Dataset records
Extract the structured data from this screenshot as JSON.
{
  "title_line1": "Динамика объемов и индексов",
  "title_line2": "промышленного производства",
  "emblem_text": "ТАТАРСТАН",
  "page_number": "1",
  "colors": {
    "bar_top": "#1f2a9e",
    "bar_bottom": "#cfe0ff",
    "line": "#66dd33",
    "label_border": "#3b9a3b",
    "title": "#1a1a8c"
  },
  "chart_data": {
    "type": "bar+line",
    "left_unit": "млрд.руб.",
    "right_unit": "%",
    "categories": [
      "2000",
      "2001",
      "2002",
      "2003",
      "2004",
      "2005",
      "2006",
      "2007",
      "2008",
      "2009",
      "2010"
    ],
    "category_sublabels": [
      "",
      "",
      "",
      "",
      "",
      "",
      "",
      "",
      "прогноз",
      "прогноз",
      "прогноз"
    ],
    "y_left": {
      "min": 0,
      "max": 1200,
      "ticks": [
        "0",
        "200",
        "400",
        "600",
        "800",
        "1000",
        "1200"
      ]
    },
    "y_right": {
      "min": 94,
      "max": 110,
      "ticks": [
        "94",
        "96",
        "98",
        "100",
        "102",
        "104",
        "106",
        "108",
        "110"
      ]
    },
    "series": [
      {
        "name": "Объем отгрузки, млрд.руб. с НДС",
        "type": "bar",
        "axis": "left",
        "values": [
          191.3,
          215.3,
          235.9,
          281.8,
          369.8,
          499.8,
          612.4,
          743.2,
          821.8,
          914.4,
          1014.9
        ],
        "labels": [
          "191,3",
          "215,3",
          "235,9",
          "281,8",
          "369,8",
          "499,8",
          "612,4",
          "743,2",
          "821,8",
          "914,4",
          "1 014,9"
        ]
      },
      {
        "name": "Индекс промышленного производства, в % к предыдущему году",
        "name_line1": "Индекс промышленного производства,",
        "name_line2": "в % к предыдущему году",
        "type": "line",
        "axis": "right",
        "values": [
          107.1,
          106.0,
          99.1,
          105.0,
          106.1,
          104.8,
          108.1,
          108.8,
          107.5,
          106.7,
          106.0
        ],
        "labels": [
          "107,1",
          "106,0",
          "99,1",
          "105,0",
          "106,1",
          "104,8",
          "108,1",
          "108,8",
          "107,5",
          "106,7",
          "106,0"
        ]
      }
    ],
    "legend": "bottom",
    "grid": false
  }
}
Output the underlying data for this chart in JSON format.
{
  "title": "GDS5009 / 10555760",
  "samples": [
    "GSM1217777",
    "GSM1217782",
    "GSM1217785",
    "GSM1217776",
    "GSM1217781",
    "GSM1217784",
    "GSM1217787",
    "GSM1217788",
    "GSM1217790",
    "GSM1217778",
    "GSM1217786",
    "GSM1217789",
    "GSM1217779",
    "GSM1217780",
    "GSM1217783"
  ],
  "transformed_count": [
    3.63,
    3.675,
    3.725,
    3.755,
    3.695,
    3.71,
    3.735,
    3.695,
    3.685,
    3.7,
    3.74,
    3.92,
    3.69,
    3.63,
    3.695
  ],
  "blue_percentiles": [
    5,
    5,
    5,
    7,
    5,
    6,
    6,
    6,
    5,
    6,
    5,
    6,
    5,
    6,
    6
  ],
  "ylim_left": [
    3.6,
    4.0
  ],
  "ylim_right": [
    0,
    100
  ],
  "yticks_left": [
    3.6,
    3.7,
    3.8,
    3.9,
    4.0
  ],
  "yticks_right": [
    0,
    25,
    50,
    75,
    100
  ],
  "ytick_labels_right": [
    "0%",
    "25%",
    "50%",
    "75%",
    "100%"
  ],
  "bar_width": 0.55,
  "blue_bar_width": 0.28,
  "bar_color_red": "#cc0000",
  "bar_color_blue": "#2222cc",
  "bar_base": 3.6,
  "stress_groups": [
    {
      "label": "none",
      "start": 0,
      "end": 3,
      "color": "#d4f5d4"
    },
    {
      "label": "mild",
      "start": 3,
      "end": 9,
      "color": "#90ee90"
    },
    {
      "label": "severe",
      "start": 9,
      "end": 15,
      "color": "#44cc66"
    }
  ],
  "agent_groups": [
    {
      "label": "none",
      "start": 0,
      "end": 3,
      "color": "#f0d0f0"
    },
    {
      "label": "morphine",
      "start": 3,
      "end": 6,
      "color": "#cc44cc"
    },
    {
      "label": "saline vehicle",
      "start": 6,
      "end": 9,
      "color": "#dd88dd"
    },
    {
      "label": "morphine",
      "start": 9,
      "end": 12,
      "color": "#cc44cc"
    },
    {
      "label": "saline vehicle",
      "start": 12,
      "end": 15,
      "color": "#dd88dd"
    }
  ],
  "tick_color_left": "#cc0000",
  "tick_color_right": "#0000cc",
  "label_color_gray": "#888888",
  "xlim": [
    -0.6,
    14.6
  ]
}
---
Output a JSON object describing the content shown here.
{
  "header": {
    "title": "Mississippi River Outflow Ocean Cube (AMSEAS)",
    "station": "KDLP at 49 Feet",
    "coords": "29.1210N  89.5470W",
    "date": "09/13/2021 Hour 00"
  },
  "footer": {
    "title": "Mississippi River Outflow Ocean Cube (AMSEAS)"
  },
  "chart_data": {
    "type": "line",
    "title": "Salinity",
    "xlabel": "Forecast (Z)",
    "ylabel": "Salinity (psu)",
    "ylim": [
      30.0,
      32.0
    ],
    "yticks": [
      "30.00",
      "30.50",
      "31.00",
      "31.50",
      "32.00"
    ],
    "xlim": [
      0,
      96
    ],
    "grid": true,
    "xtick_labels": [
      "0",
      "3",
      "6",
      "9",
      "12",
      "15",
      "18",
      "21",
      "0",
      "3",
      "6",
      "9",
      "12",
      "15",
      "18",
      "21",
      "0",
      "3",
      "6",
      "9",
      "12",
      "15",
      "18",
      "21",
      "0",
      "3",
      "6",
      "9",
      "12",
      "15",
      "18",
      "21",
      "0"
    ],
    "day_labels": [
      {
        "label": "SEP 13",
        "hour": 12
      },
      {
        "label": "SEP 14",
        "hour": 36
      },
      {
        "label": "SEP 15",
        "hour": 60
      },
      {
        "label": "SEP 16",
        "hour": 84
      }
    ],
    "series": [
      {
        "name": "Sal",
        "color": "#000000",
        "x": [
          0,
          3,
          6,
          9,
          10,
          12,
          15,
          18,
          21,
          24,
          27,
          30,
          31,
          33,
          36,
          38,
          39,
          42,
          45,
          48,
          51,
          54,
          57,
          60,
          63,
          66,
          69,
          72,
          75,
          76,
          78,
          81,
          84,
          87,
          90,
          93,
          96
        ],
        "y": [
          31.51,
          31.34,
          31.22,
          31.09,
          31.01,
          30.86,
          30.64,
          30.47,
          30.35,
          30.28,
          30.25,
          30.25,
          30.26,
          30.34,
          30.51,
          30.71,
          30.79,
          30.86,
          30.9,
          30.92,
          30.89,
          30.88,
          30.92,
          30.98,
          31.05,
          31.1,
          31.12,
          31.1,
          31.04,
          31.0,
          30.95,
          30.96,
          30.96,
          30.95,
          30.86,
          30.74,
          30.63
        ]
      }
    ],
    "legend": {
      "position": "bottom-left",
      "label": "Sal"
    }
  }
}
* * *
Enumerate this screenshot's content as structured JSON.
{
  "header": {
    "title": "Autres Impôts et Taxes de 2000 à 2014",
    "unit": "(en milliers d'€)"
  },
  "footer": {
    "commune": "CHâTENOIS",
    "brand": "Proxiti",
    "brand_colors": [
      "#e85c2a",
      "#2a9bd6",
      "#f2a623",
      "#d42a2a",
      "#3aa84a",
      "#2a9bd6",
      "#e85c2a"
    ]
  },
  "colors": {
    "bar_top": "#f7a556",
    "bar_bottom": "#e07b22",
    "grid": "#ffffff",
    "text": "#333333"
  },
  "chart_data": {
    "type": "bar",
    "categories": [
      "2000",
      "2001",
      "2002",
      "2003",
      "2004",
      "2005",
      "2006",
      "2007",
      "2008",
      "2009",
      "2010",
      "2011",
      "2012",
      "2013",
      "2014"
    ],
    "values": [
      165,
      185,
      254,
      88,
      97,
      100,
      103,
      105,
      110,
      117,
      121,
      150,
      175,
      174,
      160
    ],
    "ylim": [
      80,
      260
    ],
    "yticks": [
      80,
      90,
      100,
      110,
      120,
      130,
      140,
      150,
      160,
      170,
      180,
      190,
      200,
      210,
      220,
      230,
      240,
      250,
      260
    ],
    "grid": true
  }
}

TASK DESCRIPTION: Copy every line of the material in which the word "screenshot" occurs.

TASK ANSWER:
Extract the structured data from this screenshot as JSON.
Enumerate this screenshot's content as structured JSON.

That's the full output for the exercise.